---- Texte fourni
Des correspondances avec Rémy Maure (éditeur de luxueux livres illustrés artisanaux) font part d'une commande de ce dernier, envisagée au départ sous la forme d'un entretien avec BVV. Cette correspondance nourrie (dossier en cours, qui viendra bientôt compléter cette page) fait mention de deux textes "Road" et "Auto - Contretemps" (ce deuxième étant écarté à la demande de Michel pour être semble-t-il intégré à un roman) qui devaient être publiés à Rémy Maure, venant pas à pas se substituer au projet Bram Van Velde, peintre dont M.V. avouait dès la commande qui lui avait été faite qu'il ne savait pas grand-chose à son sujet. Le projet initial avait toutefois bien avancé, et c'est ceci que nous vous proposons de découvrir ici.
--------
---- Données fournies
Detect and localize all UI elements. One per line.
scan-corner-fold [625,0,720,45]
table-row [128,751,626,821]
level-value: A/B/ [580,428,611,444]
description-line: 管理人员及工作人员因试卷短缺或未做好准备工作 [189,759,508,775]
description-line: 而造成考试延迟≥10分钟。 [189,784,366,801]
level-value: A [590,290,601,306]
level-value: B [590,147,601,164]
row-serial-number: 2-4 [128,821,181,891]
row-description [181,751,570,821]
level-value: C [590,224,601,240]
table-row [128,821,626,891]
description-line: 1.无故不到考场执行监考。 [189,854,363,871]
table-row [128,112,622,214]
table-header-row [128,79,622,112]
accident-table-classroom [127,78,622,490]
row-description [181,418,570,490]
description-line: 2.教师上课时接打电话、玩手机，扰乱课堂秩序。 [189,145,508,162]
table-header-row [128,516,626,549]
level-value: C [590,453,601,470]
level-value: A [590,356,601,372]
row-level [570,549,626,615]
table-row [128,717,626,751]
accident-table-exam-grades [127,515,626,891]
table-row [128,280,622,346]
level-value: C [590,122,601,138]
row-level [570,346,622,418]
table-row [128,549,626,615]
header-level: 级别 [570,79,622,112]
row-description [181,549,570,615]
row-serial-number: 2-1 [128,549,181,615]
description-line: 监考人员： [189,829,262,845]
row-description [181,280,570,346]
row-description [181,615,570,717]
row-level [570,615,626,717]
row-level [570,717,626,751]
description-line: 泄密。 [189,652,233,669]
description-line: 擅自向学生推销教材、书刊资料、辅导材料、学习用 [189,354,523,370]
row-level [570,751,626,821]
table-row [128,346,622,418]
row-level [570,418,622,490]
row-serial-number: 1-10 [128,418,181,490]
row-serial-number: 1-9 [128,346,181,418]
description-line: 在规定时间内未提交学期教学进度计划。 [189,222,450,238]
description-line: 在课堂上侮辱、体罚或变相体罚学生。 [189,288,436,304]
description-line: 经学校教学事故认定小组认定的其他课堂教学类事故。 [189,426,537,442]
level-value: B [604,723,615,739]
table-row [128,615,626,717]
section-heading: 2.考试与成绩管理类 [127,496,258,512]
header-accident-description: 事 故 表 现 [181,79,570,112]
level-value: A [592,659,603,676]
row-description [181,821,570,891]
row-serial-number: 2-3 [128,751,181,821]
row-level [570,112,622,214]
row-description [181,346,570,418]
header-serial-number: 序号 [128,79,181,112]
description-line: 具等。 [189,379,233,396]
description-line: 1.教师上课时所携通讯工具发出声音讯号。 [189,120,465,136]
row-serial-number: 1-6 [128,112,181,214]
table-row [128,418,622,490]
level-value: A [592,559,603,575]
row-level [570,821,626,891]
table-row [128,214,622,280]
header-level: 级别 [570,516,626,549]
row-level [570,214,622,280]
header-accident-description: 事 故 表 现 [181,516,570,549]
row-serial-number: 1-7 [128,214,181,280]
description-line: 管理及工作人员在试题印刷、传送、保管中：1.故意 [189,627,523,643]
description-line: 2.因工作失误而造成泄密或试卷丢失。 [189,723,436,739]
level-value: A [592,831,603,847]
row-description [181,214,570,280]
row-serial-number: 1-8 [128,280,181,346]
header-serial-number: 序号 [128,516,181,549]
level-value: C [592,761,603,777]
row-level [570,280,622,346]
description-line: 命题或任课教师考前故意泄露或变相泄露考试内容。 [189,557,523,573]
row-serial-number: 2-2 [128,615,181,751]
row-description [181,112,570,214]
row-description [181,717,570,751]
--------
Consigne >>
Recopiez le passage du texte fourni situé entre « Des correspondances avec » et « de découvrir ici. », ces deux extrémités incluses, en substituant « sollicitation » à « commande ». Il n'est pas nécessaire de recourir au listing.

Réponse attendue >>
Des correspondances avec Rémy Maure (éditeur de luxueux livres illustrés artisanaux) font part d'une sollicitation de ce dernier, envisagée au départ sous la forme d'un entretien avec BVV. Cette correspondance nourrie (dossier en cours, qui viendra bientôt compléter cette page) fait mention de deux textes "Road" et "Auto - Contretemps" (ce deuxième étant écarté à la demande de Michel pour être semble-t-il intégré à un roman) qui devaient être publiés à Rémy Maure, venant pas à pas se substituer au projet Bram Van Velde, peintre dont M.V. avouait dès la sollicitation qui lui avait été faite qu'il ne savait pas grand-chose à son sujet. Le projet initial avait toutefois bien avancé, et c'est ceci que nous vous proposons de découvrir ici.